Problem requirements ▸ Repeat the entire listing exactly.
◆ ◆ ◆ ◆ ◆ ◆ ◆
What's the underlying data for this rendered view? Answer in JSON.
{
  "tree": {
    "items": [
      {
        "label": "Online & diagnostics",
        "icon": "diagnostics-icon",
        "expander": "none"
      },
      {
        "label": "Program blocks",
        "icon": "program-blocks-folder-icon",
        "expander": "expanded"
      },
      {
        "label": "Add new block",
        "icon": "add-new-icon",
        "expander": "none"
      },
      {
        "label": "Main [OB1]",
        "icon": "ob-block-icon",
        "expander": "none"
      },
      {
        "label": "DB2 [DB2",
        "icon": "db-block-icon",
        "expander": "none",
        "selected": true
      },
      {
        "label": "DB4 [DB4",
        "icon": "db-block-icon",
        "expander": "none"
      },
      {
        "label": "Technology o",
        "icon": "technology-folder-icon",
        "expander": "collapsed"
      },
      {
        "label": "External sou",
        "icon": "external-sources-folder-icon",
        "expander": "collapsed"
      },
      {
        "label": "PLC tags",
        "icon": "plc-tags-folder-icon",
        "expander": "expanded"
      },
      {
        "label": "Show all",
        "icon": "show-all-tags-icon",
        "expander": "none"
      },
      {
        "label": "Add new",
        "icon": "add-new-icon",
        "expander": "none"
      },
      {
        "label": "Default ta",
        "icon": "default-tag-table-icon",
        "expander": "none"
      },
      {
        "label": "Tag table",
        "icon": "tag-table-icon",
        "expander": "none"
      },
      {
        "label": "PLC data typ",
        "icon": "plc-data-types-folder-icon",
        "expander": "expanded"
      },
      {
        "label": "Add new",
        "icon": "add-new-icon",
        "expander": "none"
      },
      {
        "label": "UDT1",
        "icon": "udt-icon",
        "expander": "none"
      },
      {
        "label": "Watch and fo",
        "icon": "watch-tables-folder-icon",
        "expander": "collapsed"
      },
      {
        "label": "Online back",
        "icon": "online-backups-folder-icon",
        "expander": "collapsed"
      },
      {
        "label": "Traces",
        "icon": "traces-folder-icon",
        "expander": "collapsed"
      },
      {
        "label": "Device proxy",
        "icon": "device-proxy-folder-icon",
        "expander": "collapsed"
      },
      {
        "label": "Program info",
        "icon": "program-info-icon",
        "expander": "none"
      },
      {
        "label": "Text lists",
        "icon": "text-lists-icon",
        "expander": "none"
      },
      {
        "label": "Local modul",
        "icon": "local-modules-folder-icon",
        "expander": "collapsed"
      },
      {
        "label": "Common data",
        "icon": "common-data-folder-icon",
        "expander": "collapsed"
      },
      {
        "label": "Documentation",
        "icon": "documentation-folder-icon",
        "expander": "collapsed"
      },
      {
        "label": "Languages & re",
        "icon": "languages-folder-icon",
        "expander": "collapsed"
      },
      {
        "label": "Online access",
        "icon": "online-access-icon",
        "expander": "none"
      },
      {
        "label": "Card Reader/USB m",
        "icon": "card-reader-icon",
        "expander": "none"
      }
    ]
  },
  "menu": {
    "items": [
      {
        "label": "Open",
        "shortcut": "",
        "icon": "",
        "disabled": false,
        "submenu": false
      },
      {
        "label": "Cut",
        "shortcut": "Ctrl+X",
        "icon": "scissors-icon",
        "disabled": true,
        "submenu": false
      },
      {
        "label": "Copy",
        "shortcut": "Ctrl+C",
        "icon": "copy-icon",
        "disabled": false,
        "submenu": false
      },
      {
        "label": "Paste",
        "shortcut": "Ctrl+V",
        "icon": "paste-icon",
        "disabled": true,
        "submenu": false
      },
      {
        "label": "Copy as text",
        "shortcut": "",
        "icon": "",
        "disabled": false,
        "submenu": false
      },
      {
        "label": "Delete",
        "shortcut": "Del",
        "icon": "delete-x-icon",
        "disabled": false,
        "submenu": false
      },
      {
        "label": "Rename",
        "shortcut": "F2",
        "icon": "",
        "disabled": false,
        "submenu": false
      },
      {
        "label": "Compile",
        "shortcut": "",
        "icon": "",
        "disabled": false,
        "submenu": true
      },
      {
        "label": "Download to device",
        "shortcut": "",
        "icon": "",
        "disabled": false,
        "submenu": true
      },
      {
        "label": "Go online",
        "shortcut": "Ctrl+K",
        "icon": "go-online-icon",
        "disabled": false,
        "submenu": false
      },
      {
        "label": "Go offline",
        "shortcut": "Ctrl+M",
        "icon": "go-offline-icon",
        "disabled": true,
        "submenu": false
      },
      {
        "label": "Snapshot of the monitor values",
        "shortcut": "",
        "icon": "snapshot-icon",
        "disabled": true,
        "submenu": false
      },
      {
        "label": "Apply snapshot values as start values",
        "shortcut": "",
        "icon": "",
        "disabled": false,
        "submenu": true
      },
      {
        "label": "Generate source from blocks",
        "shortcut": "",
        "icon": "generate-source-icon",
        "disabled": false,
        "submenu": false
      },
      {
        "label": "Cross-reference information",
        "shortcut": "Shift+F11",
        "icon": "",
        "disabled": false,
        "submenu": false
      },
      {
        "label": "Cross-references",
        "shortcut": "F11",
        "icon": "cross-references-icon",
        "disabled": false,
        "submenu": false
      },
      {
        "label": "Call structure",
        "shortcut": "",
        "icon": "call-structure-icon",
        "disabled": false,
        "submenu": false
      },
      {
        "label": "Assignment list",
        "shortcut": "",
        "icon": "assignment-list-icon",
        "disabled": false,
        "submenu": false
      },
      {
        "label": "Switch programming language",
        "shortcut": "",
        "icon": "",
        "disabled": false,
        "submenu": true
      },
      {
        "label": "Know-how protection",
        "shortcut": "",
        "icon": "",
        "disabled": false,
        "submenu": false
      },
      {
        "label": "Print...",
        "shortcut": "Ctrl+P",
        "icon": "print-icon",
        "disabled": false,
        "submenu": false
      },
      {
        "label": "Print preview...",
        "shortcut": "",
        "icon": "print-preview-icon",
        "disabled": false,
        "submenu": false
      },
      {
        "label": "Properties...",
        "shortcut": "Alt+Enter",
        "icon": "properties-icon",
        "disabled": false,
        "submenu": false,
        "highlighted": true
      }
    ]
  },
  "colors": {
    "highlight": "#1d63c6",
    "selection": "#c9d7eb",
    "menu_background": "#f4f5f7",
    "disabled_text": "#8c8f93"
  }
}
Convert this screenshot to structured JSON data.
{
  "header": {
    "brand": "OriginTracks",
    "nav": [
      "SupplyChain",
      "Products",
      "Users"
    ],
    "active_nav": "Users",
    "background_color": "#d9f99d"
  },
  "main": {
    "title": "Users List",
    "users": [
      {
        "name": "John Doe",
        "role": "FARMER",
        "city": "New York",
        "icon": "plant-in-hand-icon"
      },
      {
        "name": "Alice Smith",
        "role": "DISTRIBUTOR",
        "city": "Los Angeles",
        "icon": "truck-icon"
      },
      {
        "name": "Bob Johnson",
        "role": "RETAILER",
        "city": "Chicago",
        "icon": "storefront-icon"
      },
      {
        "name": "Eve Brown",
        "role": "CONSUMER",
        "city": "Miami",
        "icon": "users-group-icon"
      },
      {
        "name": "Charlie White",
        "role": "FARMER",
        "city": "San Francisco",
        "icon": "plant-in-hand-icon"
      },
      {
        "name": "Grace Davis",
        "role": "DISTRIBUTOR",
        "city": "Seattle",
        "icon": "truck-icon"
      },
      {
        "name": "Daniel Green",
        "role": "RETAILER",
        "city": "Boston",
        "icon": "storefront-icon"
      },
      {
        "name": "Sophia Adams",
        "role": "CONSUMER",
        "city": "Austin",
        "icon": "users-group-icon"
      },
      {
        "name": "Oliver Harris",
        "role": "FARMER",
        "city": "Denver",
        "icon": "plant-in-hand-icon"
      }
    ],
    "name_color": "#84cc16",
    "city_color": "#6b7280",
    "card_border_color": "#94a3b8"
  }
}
◆ ◆ ◆ ◆ ◆ ◆ ◆
Solution to the problem ▸
What's the underlying data for this rendered view? Answer in JSON.
{
  "tree": {
    "items": [
      {
        "label": "Online & diagnostics",
        "icon": "diagnostics-icon",
        "expander": "none"
      },
      {
        "label": "Program blocks",
        "icon": "program-blocks-folder-icon",
        "expander": "expanded"
      },
      {
        "label": "Add new block",
        "icon": "add-new-icon",
        "expander": "none"
      },
      {
        "label": "Main [OB1]",
        "icon": "ob-block-icon",
        "expander": "none"
      },
      {
        "label": "DB2 [DB2",
        "icon": "db-block-icon",
        "expander": "none",
        "selected": true
      },
      {
        "label": "DB4 [DB4",
        "icon": "db-block-icon",
        "expander": "none"
      },
      {
        "label": "Technology o",
        "icon": "technology-folder-icon",
        "expander": "collapsed"
      },
      {
        "label": "External sou",
        "icon": "external-sources-folder-icon",
        "expander": "collapsed"
      },
      {
        "label": "PLC tags",
        "icon": "plc-tags-folder-icon",
        "expander": "expanded"
      },
      {
        "label": "Show all",
        "icon": "show-all-tags-icon",
        "expander": "none"
      },
      {
        "label": "Add new",
        "icon": "add-new-icon",
        "expander": "none"
      },
      {
        "label": "Default ta",
        "icon": "default-tag-table-icon",
        "expander": "none"
      },
      {
        "label": "Tag table",
        "icon": "tag-table-icon",
        "expander": "none"
      },
      {
        "label": "PLC data typ",
        "icon": "plc-data-types-folder-icon",
        "expander": "expanded"
      },
      {
        "label": "Add new",
        "icon": "add-new-icon",
        "expander": "none"
      },
      {
        "label": "UDT1",
        "icon": "udt-icon",
        "expander": "none"
      },
      {
        "label": "Watch and fo",
        "icon": "watch-tables-folder-icon",
        "expander": "collapsed"
      },
      {
        "label": "Online back",
        "icon": "online-backups-folder-icon",
        "expander": "collapsed"
      },
      {
        "label": "Traces",
        "icon": "traces-folder-icon",
        "expander": "collapsed"
      },
      {
        "label": "Device proxy",
        "icon": "device-proxy-folder-icon",
        "expander": "collapsed"
      },
      {
        "label": "Program info",
        "icon": "program-info-icon",
        "expander": "none"
      },
      {
        "label": "Text lists",
        "icon": "text-lists-icon",
        "expander": "none"
      },
      {
        "label": "Local modul",
        "icon": "local-modules-folder-icon",
        "expander": "collapsed"
      },
      {
        "label": "Common data",
        "icon": "common-data-folder-icon",
        "expander": "collapsed"
      },
      {
        "label": "Documentation",
        "icon": "documentation-folder-icon",
        "expander": "collapsed"
      },
      {
        "label": "Languages & re",
        "icon": "languages-folder-icon",
        "expander": "collapsed"
      },
      {
        "label": "Online access",
        "icon": "online-access-icon",
        "expander": "none"
      },
      {
        "label": "Card Reader/USB m",
        "icon": "card-reader-icon",
        "expander": "none"
      }
    ]
  },
  "menu": {
    "items": [
      {
        "label": "Open",
        "shortcut": "",
        "icon": "",
        "disabled": false,
        "submenu": false
      },
      {
        "label": "Cut",
        "shortcut": "Ctrl+X",
        "icon": "scissors-icon",
        "disabled": true,
        "submenu": false
      },
      {
        "label": "Copy",
        "shortcut": "Ctrl+C",
        "icon": "copy-icon",
        "disabled": false,
        "submenu": false
      },
      {
        "label": "Paste",
        "shortcut": "Ctrl+V",
        "icon": "paste-icon",
        "disabled": true,
        "submenu": false
      },
      {
        "label": "Copy as text",
        "shortcut": "",
        "icon": "",
        "disabled": false,
        "submenu": false
      },
      {
        "label": "Delete",
        "shortcut": "Del",
        "icon": "delete-x-icon",
        "disabled": false,
        "submenu": false
      },
      {
        "label": "Rename",
        "shortcut": "F2",
        "icon": "",
        "disabled": false,
        "submenu": false
      },
      {
        "label": "Compile",
        "shortcut": "",
        "icon": "",
        "disabled": false,
        "submenu": true
      },
      {
        "label": "Download to device",
        "shortcut": "",
        "icon": "",
        "disabled": false,
        "submenu": true
      },
      {
        "label": "Go online",
        "shortcut": "Ctrl+K",
        "icon": "go-online-icon",
        "disabled": false,
        "submenu": false
      },
      {
        "label": "Go offline",
        "shortcut": "Ctrl+M",
        "icon": "go-offline-icon",
        "disabled": true,
        "submenu": false
      },
      {
        "label": "Snapshot of the monitor values",
        "shortcut": "",
        "icon": "snapshot-icon",
        "disabled": true,
        "submenu": false
      },
      {
        "label": "Apply snapshot values as start values",
        "shortcut": "",
        "icon": "",
        "disabled": false,
        "submenu": true
      },
      {
        "label": "Generate source from blocks",
        "shortcut": "",
        "icon": "generate-source-icon",
        "disabled": false,
        "submenu": false
      },
      {
        "label": "Cross-reference information",
        "shortcut": "Shift+F11",
        "icon": "",
        "disabled": false,
        "submenu": false
      },
      {
        "label": "Cross-references",
        "shortcut": "F11",
        "icon": "cross-references-icon",
        "disabled": false,
        "submenu": false
      },
      {
        "label": "Call structure",
        "shortcut": "",
        "icon": "call-structure-icon",
        "disabled": false,
        "submenu": false
      },
      {
        "label": "Assignment list",
        "shortcut": "",
        "icon": "assignment-list-icon",
        "disabled": false,
        "submenu": false
      },
      {
        "label": "Switch programming language",
        "shortcut": "",
        "icon": "",
        "disabled": false,
        "submenu": true
      },
      {
        "label": "Know-how protection",
        "shortcut": "",
        "icon": "",
        "disabled": false,
        "submenu": false
      },
      {
        "label": "Print...",
        "shortcut": "Ctrl+P",
        "icon": "print-icon",
        "disabled": false,
        "submenu": false
      },
      {
        "label": "Print preview...",
        "shortcut": "",
        "icon": "print-preview-icon",
        "disabled": false,
        "submenu": false
      },
      {
        "label": "Properties...",
        "shortcut": "Alt+Enter",
        "icon": "properties-icon",
        "disabled": false,
        "submenu": false,
        "highlighted": true
      }
    ]
  },
  "colors": {
    "highlight": "#1d63c6",
    "selection": "#c9d7eb",
    "menu_background": "#f4f5f7",
    "disabled_text": "#8c8f93"
  }
}
Convert this screenshot to structured JSON data.
{
  "header": {
    "brand": "OriginTracks",
    "nav": [
      "SupplyChain",
      "Products",
      "Users"
    ],
    "active_nav": "Users",
    "background_color": "#d9f99d"
  },
  "main": {
    "title": "Users List",
    "users": [
      {
        "name": "John Doe",
        "role": "FARMER",
        "city": "New York",
        "icon": "plant-in-hand-icon"
      },
      {
        "name": "Alice Smith",
        "role": "DISTRIBUTOR",
        "city": "Los Angeles",
        "icon": "truck-icon"
      },
      {
        "name": "Bob Johnson",
        "role": "RETAILER",
        "city": "Chicago",
        "icon": "storefront-icon"
      },
      {
        "name": "Eve Brown",
        "role": "CONSUMER",
        "city": "Miami",
        "icon": "users-group-icon"
      },
      {
        "name": "Charlie White",
        "role": "FARMER",
        "city": "San Francisco",
        "icon": "plant-in-hand-icon"
      },
      {
        "name": "Grace Davis",
        "role": "DISTRIBUTOR",
        "city": "Seattle",
        "icon": "truck-icon"
      },
      {
        "name": "Daniel Green",
        "role": "RETAILER",
        "city": "Boston",
        "icon": "storefront-icon"
      },
      {
        "name": "Sophia Adams",
        "role": "CONSUMER",
        "city": "Austin",
        "icon": "users-group-icon"
      },
      {
        "name": "Oliver Harris",
        "role": "FARMER",
        "city": "Denver",
        "icon": "plant-in-hand-icon"
      }
    ],
    "name_color": "#84cc16",
    "city_color": "#6b7280",
    "card_border_color": "#94a3b8"
  }
}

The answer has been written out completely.